_Task directions:_
For each line below that includes the word "опрос", make a copy.

++++++++

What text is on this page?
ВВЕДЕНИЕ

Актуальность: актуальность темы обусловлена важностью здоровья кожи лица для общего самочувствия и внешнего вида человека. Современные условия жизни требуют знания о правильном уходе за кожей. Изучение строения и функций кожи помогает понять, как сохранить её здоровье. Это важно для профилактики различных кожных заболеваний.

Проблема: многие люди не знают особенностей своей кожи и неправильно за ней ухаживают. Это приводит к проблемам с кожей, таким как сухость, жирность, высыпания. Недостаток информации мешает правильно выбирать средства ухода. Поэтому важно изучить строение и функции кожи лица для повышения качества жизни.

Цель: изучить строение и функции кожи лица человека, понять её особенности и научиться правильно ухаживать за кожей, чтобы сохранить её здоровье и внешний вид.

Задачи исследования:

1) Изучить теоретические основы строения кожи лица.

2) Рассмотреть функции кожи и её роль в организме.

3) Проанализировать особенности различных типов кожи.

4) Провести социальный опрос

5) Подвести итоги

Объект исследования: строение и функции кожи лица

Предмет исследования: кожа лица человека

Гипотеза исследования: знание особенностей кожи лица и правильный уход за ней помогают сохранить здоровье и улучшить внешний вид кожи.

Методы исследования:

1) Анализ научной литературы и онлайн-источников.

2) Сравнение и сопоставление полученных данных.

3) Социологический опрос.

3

++++++++

_Problem solution:_
4) Провести социальный опрос
3) Социологический опрос.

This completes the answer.